→ **Exercise task**
Copy the data word for word, keeping every line.

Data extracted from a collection

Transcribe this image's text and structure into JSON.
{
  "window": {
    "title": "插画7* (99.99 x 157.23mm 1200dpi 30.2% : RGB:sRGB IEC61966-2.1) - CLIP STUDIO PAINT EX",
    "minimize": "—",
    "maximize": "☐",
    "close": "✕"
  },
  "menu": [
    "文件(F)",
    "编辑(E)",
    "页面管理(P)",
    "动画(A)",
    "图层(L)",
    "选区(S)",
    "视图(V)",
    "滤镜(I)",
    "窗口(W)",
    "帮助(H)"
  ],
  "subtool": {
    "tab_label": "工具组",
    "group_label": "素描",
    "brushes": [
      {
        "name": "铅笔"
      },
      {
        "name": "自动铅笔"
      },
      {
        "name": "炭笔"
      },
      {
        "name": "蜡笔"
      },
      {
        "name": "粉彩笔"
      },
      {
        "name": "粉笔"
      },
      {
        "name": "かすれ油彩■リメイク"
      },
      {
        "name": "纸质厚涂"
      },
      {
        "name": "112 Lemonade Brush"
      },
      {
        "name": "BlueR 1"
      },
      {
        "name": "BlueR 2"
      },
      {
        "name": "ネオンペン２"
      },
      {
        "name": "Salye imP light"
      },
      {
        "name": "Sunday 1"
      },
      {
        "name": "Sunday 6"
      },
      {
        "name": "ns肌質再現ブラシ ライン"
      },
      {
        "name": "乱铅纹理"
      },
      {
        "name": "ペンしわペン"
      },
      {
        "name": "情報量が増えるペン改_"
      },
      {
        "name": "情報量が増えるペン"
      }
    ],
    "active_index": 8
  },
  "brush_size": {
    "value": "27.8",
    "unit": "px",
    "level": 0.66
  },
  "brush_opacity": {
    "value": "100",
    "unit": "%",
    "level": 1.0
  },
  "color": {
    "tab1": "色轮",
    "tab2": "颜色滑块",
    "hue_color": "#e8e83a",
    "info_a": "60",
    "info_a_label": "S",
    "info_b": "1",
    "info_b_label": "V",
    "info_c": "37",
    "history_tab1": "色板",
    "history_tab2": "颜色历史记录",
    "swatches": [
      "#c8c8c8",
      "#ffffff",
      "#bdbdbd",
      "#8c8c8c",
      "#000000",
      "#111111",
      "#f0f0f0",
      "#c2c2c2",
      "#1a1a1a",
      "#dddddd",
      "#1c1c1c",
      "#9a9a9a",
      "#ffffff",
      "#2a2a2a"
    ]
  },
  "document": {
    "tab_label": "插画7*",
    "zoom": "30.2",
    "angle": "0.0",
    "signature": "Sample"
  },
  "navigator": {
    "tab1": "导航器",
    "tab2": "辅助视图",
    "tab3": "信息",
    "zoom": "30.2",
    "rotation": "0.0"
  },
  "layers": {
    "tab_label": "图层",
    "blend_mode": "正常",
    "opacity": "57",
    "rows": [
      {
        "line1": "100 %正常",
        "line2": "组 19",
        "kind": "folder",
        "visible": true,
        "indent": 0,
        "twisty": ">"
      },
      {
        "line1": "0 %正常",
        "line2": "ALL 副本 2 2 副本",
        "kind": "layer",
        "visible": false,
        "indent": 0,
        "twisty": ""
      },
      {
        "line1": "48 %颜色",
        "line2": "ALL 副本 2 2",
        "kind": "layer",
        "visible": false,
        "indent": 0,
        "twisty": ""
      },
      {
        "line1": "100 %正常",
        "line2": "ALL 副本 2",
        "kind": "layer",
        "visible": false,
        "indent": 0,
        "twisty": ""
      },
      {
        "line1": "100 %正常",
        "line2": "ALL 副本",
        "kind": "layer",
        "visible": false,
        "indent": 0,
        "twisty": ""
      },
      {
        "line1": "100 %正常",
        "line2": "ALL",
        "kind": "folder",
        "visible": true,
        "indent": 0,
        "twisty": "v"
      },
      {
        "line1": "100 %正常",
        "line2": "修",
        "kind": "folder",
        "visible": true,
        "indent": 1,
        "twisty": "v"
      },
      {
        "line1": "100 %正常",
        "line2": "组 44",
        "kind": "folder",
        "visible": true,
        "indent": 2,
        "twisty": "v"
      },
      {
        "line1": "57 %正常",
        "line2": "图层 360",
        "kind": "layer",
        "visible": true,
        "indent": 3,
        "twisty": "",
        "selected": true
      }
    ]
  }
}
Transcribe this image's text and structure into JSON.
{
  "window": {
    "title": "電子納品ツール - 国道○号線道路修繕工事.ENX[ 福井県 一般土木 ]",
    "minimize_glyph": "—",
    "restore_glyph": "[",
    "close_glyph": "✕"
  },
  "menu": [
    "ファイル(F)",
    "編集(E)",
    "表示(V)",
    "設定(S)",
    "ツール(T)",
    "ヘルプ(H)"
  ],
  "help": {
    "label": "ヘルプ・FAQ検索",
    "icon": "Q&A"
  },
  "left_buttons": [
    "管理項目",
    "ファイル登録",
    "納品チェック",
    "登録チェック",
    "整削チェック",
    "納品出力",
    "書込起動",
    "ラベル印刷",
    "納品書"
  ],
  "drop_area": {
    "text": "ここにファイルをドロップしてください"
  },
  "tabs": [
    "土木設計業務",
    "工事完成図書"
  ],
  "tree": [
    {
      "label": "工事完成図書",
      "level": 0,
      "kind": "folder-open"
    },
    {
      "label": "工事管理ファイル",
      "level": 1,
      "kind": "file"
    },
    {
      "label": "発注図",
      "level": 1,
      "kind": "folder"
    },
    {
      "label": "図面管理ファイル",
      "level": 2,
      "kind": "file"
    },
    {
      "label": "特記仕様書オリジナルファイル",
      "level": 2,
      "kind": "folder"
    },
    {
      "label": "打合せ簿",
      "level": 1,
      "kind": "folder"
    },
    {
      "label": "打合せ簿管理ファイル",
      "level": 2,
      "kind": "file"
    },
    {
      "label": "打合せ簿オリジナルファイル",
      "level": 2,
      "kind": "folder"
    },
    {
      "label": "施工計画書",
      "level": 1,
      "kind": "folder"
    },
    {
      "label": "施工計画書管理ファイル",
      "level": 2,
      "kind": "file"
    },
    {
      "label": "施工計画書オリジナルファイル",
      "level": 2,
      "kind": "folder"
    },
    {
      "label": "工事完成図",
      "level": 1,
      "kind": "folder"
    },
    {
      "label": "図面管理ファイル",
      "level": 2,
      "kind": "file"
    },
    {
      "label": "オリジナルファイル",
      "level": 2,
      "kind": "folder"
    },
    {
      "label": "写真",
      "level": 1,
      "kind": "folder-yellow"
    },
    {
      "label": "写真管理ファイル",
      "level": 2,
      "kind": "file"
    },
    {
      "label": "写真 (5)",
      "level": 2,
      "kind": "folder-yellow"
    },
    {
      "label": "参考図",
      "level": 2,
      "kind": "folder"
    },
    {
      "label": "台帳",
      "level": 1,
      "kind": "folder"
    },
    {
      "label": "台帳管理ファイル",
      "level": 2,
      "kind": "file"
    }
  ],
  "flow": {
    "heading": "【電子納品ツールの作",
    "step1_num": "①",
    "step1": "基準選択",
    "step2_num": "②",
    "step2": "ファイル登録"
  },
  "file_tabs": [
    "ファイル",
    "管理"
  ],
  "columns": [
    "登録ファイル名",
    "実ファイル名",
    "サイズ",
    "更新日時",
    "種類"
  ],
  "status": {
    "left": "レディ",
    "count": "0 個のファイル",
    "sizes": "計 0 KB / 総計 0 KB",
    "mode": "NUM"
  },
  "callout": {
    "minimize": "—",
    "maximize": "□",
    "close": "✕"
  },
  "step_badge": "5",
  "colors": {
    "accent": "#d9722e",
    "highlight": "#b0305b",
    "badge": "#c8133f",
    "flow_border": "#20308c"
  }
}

→ **Written solution**
Transcribe this image's text and structure into JSON.
{
  "window": {
    "title": "插画7* (99.99 x 157.23mm 1200dpi 30.2% : RGB:sRGB IEC61966-2.1) - CLIP STUDIO PAINT EX",
    "minimize": "—",
    "maximize": "☐",
    "close": "✕"
  },
  "menu": [
    "文件(F)",
    "编辑(E)",
    "页面管理(P)",
    "动画(A)",
    "图层(L)",
    "选区(S)",
    "视图(V)",
    "滤镜(I)",
    "窗口(W)",
    "帮助(H)"
  ],
  "subtool": {
    "tab_label": "工具组",
    "group_label": "素描",
    "brushes": [
      {
        "name": "铅笔"
      },
      {
        "name": "自动铅笔"
      },
      {
        "name": "炭笔"
      },
      {
        "name": "蜡笔"
      },
      {
        "name": "粉彩笔"
      },
      {
        "name": "粉笔"
      },
      {
        "name": "かすれ油彩■リメイク"
      },
      {
        "name": "纸质厚涂"
      },
      {
        "name": "112 Lemonade Brush"
      },
      {
        "name": "BlueR 1"
      },
      {
        "name": "BlueR 2"
      },
      {
        "name": "ネオンペン２"
      },
      {
        "name": "Salye imP light"
      },
      {
        "name": "Sunday 1"
      },
      {
        "name": "Sunday 6"
      },
      {
        "name": "ns肌質再現ブラシ ライン"
      },
      {
        "name": "乱铅纹理"
      },
      {
        "name": "ペンしわペン"
      },
      {
        "name": "情報量が増えるペン改_"
      },
      {
        "name": "情報量が増えるペン"
      }
    ],
    "active_index": 8
  },
  "brush_size": {
    "value": "27.8",
    "unit": "px",
    "level": 0.66
  },
  "brush_opacity": {
    "value": "100",
    "unit": "%",
    "level": 1.0
  },
  "color": {
    "tab1": "色轮",
    "tab2": "颜色滑块",
    "hue_color": "#e8e83a",
    "info_a": "60",
    "info_a_label": "S",
    "info_b": "1",
    "info_b_label": "V",
    "info_c": "37",
    "history_tab1": "色板",
    "history_tab2": "颜色历史记录",
    "swatches": [
      "#c8c8c8",
      "#ffffff",
      "#bdbdbd",
      "#8c8c8c",
      "#000000",
      "#111111",
      "#f0f0f0",
      "#c2c2c2",
      "#1a1a1a",
      "#dddddd",
      "#1c1c1c",
      "#9a9a9a",
      "#ffffff",
      "#2a2a2a"
    ]
  },
  "document": {
    "tab_label": "插画7*",
    "zoom": "30.2",
    "angle": "0.0",
    "signature": "Sample"
  },
  "navigator": {
    "tab1": "导航器",
    "tab2": "辅助视图",
    "tab3": "信息",
    "zoom": "30.2",
    "rotation": "0.0"
  },
  "layers": {
    "tab_label": "图层",
    "blend_mode": "正常",
    "opacity": "57",
    "rows": [
      {
        "line1": "100 %正常",
        "line2": "组 19",
        "kind": "folder",
        "visible": true,
        "indent": 0,
        "twisty": ">"
      },
      {
        "line1": "0 %正常",
        "line2": "ALL 副本 2 2 副本",
        "kind": "layer",
        "visible": false,
        "indent": 0,
        "twisty": ""
      },
      {
        "line1": "48 %颜色",
        "line2": "ALL 副本 2 2",
        "kind": "layer",
        "visible": false,
        "indent": 0,
        "twisty": ""
      },
      {
        "line1": "100 %正常",
        "line2": "ALL 副本 2",
        "kind": "layer",
        "visible": false,
        "indent": 0,
        "twisty": ""
      },
      {
        "line1": "100 %正常",
        "line2": "ALL 副本",
        "kind": "layer",
        "visible": false,
        "indent": 0,
        "twisty": ""
      },
      {
        "line1": "100 %正常",
        "line2": "ALL",
        "kind": "folder",
        "visible": true,
        "indent": 0,
        "twisty": "v"
      },
      {
        "line1": "100 %正常",
        "line2": "修",
        "kind": "folder",
        "visible": true,
        "indent": 1,
        "twisty": "v"
      },
      {
        "line1": "100 %正常",
        "line2": "组 44",
        "kind": "folder",
        "visible": true,
        "indent": 2,
        "twisty": "v"
      },
      {
        "line1": "57 %正常",
        "line2": "图层 360",
        "kind": "layer",
        "visible": true,
        "indent": 3,
        "twisty": "",
        "selected": true
      }
    ]
  }
}
Transcribe this image's text and structure into JSON.
{
  "window": {
    "title": "電子納品ツール - 国道○号線道路修繕工事.ENX[ 福井県 一般土木 ]",
    "minimize_glyph": "—",
    "restore_glyph": "[",
    "close_glyph": "✕"
  },
  "menu": [
    "ファイル(F)",
    "編集(E)",
    "表示(V)",
    "設定(S)",
    "ツール(T)",
    "ヘルプ(H)"
  ],
  "help": {
    "label": "ヘルプ・FAQ検索",
    "icon": "Q&A"
  },
  "left_buttons": [
    "管理項目",
    "ファイル登録",
    "納品チェック",
    "登録チェック",
    "整削チェック",
    "納品出力",
    "書込起動",
    "ラベル印刷",
    "納品書"
  ],
  "drop_area": {
    "text": "ここにファイルをドロップしてください"
  },
  "tabs": [
    "土木設計業務",
    "工事完成図書"
  ],
  "tree": [
    {
      "label": "工事完成図書",
      "level": 0,
      "kind": "folder-open"
    },
    {
      "label": "工事管理ファイル",
      "level": 1,
      "kind": "file"
    },
    {
      "label": "発注図",
      "level": 1,
      "kind": "folder"
    },
    {
      "label": "図面管理ファイル",
      "level": 2,
      "kind": "file"
    },
    {
      "label": "特記仕様書オリジナルファイル",
      "level": 2,
      "kind": "folder"
    },
    {
      "label": "打合せ簿",
      "level": 1,
      "kind": "folder"
    },
    {
      "label": "打合せ簿管理ファイル",
      "level": 2,
      "kind": "file"
    },
    {
      "label": "打合せ簿オリジナルファイル",
      "level": 2,
      "kind": "folder"
    },
    {
      "label": "施工計画書",
      "level": 1,
      "kind": "folder"
    },
    {
      "label": "施工計画書管理ファイル",
      "level": 2,
      "kind": "file"
    },
    {
      "label": "施工計画書オリジナルファイル",
      "level": 2,
      "kind": "folder"
    },
    {
      "label": "工事完成図",
      "level": 1,
      "kind": "folder"
    },
    {
      "label": "図面管理ファイル",
      "level": 2,
      "kind": "file"
    },
    {
      "label": "オリジナルファイル",
      "level": 2,
      "kind": "folder"
    },
    {
      "label": "写真",
      "level": 1,
      "kind": "folder-yellow"
    },
    {
      "label": "写真管理ファイル",
      "level": 2,
      "kind": "file"
    },
    {
      "label": "写真 (5)",
      "level": 2,
      "kind": "folder-yellow"
    },
    {
      "label": "参考図",
      "level": 2,
      "kind": "folder"
    },
    {
      "label": "台帳",
      "level": 1,
      "kind": "folder"
    },
    {
      "label": "台帳管理ファイル",
      "level": 2,
      "kind": "file"
    }
  ],
  "flow": {
    "heading": "【電子納品ツールの作",
    "step1_num": "①",
    "step1": "基準選択",
    "step2_num": "②",
    "step2": "ファイル登録"
  },
  "file_tabs": [
    "ファイル",
    "管理"
  ],
  "columns": [
    "登録ファイル名",
    "実ファイル名",
    "サイズ",
    "更新日時",
    "種類"
  ],
  "status": {
    "left": "レディ",
    "count": "0 個のファイル",
    "sizes": "計 0 KB / 総計 0 KB",
    "mode": "NUM"
  },
  "callout": {
    "minimize": "—",
    "maximize": "□",
    "close": "✕"
  },
  "step_badge": "5",
  "colors": {
    "accent": "#d9722e",
    "highlight": "#b0305b",
    "badge": "#c8133f",
    "flow_border": "#20308c"
  }
}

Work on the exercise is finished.